→ WORK TO BE COMPLETED
Turn the lines running from the one containing "data-point (427, 288, 434, 294)" through the one containing "x-tick-label: Aberdeenshire (246, 598, 266, 721)", inclusive, into a numbered list, leaving out any blank lines.

→ SUPPLIED MATERIAL
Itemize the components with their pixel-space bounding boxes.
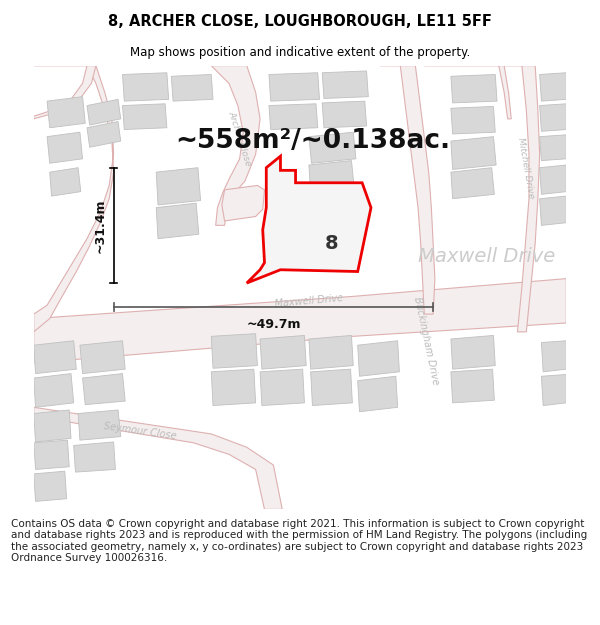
Polygon shape — [539, 135, 566, 161]
Polygon shape — [309, 132, 356, 163]
Polygon shape — [122, 104, 167, 129]
Text: ~49.7m: ~49.7m — [246, 318, 301, 331]
Polygon shape — [83, 374, 125, 404]
Text: ~558m²/~0.138ac.: ~558m²/~0.138ac. — [176, 128, 451, 154]
Polygon shape — [451, 137, 496, 169]
Polygon shape — [541, 341, 566, 372]
Polygon shape — [322, 71, 368, 99]
Polygon shape — [34, 341, 76, 374]
Polygon shape — [47, 132, 83, 163]
Polygon shape — [172, 74, 213, 101]
Text: Seymour Close: Seymour Close — [103, 421, 177, 441]
Text: Maxwell Drive: Maxwell Drive — [418, 247, 555, 266]
Polygon shape — [358, 341, 400, 376]
Polygon shape — [424, 66, 511, 119]
Polygon shape — [539, 72, 566, 101]
Polygon shape — [74, 442, 115, 472]
Polygon shape — [34, 66, 113, 332]
Polygon shape — [358, 376, 398, 412]
Text: 8: 8 — [324, 234, 338, 253]
Text: Mitchell Drive: Mitchell Drive — [517, 136, 536, 199]
Polygon shape — [50, 168, 81, 196]
Polygon shape — [247, 156, 371, 283]
Polygon shape — [87, 121, 121, 148]
Text: Maxwell Drive: Maxwell Drive — [274, 293, 344, 309]
Polygon shape — [222, 186, 265, 221]
Polygon shape — [309, 190, 353, 221]
Polygon shape — [34, 374, 74, 408]
Polygon shape — [539, 165, 566, 194]
Polygon shape — [34, 408, 282, 509]
Polygon shape — [451, 74, 497, 103]
Polygon shape — [309, 161, 354, 192]
Polygon shape — [122, 72, 169, 101]
Polygon shape — [80, 341, 125, 374]
Polygon shape — [269, 72, 320, 101]
Polygon shape — [451, 168, 494, 199]
Polygon shape — [260, 336, 306, 369]
Polygon shape — [34, 440, 69, 469]
Polygon shape — [34, 410, 71, 442]
Text: Archer Close: Archer Close — [227, 110, 253, 167]
Text: Map shows position and indicative extent of the property.: Map shows position and indicative extent… — [130, 46, 470, 59]
Polygon shape — [34, 66, 96, 119]
Polygon shape — [380, 66, 435, 314]
Polygon shape — [47, 97, 85, 128]
Polygon shape — [156, 168, 200, 205]
Polygon shape — [34, 471, 67, 501]
Polygon shape — [78, 410, 121, 440]
Polygon shape — [211, 369, 256, 406]
Text: ~31.4m: ~31.4m — [94, 198, 107, 252]
Polygon shape — [34, 279, 566, 363]
Polygon shape — [539, 196, 566, 226]
Polygon shape — [541, 374, 566, 406]
Polygon shape — [156, 203, 199, 239]
Polygon shape — [311, 369, 352, 406]
Polygon shape — [451, 369, 494, 403]
Polygon shape — [87, 99, 121, 125]
Polygon shape — [211, 66, 260, 226]
Polygon shape — [309, 336, 353, 369]
Polygon shape — [269, 104, 318, 129]
Text: Contains OS data © Crown copyright and database right 2021. This information is : Contains OS data © Crown copyright and d… — [11, 519, 587, 563]
Polygon shape — [539, 104, 566, 131]
Polygon shape — [504, 66, 539, 332]
Polygon shape — [322, 101, 367, 127]
Polygon shape — [260, 369, 304, 406]
Text: Buckingham Drive: Buckingham Drive — [412, 296, 440, 386]
Text: 8, ARCHER CLOSE, LOUGHBOROUGH, LE11 5FF: 8, ARCHER CLOSE, LOUGHBOROUGH, LE11 5FF — [108, 14, 492, 29]
Polygon shape — [451, 336, 495, 369]
Polygon shape — [211, 334, 257, 368]
Polygon shape — [451, 106, 495, 134]
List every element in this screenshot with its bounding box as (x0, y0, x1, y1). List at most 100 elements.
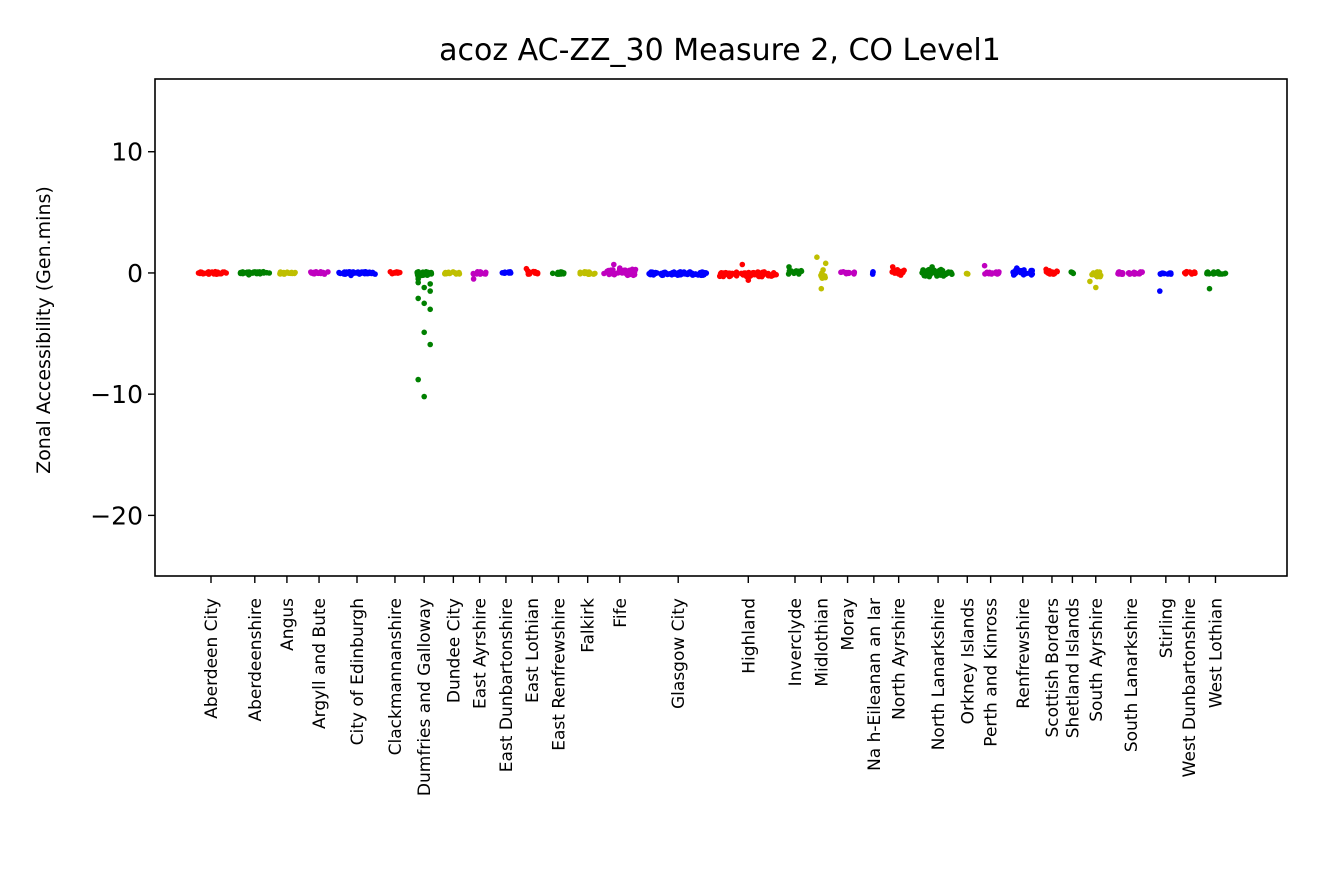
data-point (427, 288, 434, 294)
data-point (279, 270, 285, 276)
data-point (818, 285, 825, 292)
data-point (415, 376, 422, 383)
x-tick-label: Shetland Islands (1063, 598, 1083, 738)
data-point (470, 276, 477, 282)
x-tick-label: East Renfrewshire (549, 598, 569, 751)
data-point (348, 272, 354, 279)
data-point (981, 262, 988, 269)
data-point (1157, 288, 1163, 294)
x-tick-label: Highland (739, 598, 759, 674)
data-point (893, 267, 900, 274)
data-point (754, 270, 761, 277)
data-point (477, 269, 484, 275)
x-tick-label: West Lothian (1206, 598, 1226, 708)
y-tick-label: 0 (127, 259, 143, 288)
plot-frame (154, 78, 1288, 577)
data-point (617, 265, 623, 271)
data-point (1204, 269, 1211, 276)
data-point (820, 267, 826, 273)
data-point (814, 254, 820, 260)
x-tick-label: Aberdeenshire (246, 598, 266, 721)
data-point (365, 270, 372, 276)
data-point (1181, 270, 1188, 276)
data-point (577, 269, 583, 276)
data-point (692, 271, 699, 277)
x-tick-label: Clackmannanshire (386, 598, 406, 755)
data-point (663, 270, 669, 277)
data-point (818, 272, 824, 279)
data-point (1157, 271, 1164, 277)
x-tick-label: Midlothian (812, 598, 832, 687)
data-point (987, 270, 994, 277)
data-point (394, 269, 400, 276)
data-point (415, 295, 422, 302)
data-point (421, 393, 428, 400)
data-point (697, 272, 704, 278)
data-point (611, 261, 617, 268)
x-tick-label: North Ayrshire (890, 598, 910, 720)
data-point (1043, 266, 1049, 273)
data-point (929, 264, 935, 270)
data-point (213, 271, 220, 278)
data-point (770, 272, 777, 279)
data-point (427, 306, 434, 313)
data-point (631, 268, 638, 275)
data-point (549, 270, 556, 277)
data-point (765, 270, 771, 277)
data-point (732, 271, 738, 277)
data-point (1070, 270, 1077, 277)
data-point (940, 273, 947, 279)
data-point (201, 270, 207, 277)
data-point (669, 270, 675, 276)
x-tick-label: Renfrewshire (1014, 598, 1034, 709)
data-point (623, 268, 630, 274)
data-point (1093, 284, 1099, 291)
data-point (740, 272, 746, 278)
data-point (646, 271, 653, 278)
data-point (1011, 271, 1017, 278)
data-point (786, 264, 792, 270)
data-point (507, 269, 513, 275)
data-point (456, 269, 462, 276)
data-point (308, 270, 315, 276)
data-point (287, 270, 294, 277)
data-point (253, 270, 260, 277)
data-point (427, 341, 434, 348)
data-point (796, 271, 802, 277)
data-point (1139, 269, 1145, 275)
data-point (415, 273, 422, 280)
data-point (995, 270, 1002, 276)
data-point (870, 269, 876, 276)
data-point (554, 271, 560, 277)
x-tick-label: Dumfries and Galloway (415, 598, 435, 796)
chart-title: acoz AC-ZZ_30 Measure 2, CO Level1 (439, 33, 1001, 68)
data-point (483, 269, 489, 276)
data-point (612, 270, 618, 277)
x-tick-label: Orkney Islands (958, 598, 978, 724)
data-point (851, 271, 857, 277)
data-point (1132, 270, 1139, 276)
x-tick-label: Moray (839, 598, 859, 651)
data-point (337, 270, 344, 277)
data-point (447, 270, 453, 277)
data-point (739, 261, 746, 268)
x-tick-label: Falkirk (579, 598, 599, 653)
data-point (421, 329, 428, 336)
x-tick-label: Scottish Borders (1043, 598, 1063, 738)
x-tick-label: Stirling (1157, 598, 1177, 658)
data-point (246, 272, 252, 278)
data-point (592, 270, 598, 277)
data-point (785, 271, 792, 277)
data-point (1090, 270, 1097, 276)
data-point (357, 270, 364, 276)
data-point (921, 272, 927, 279)
x-tick-label: Perth and Kinross (982, 598, 1002, 747)
data-point (822, 260, 829, 267)
data-point (427, 281, 434, 287)
x-tick-label: Angus (278, 598, 298, 651)
data-point (760, 272, 766, 279)
y-tick-label: −20 (90, 501, 143, 530)
data-point (601, 270, 607, 277)
y-tick-label: 10 (111, 138, 143, 167)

→ RESPONSE TO THIS EXERCISE
1. data-point (427, 288, 434, 294)
2. data-point (279, 270, 285, 276)
3. data-point (818, 285, 825, 292)
4. data-point (415, 376, 422, 383)
5. x-tick-label: Shetland Islands (1063, 598, 1083, 738)
6. data-point (470, 276, 477, 282)
7. x-tick-label: East Renfrewshire (549, 598, 569, 751)
8. data-point (348, 272, 354, 279)
9. data-point (981, 262, 988, 269)
10. data-point (1157, 288, 1163, 294)
11. x-tick-label: Highland (739, 598, 759, 674)
12. data-point (893, 267, 900, 274)
13. data-point (754, 270, 761, 277)
14. data-point (477, 269, 484, 275)
15. x-tick-label: West Lothian (1206, 598, 1226, 708)
16. y-tick-label: 0 (127, 259, 143, 288)
17. plot-frame (154, 78, 1288, 577)
18. data-point (617, 265, 623, 271)
19. data-point (1204, 269, 1211, 276)
20. data-point (820, 267, 826, 273)
21. data-point (814, 254, 820, 260)
22. x-tick-label: Aberdeenshire (246, 598, 266, 721)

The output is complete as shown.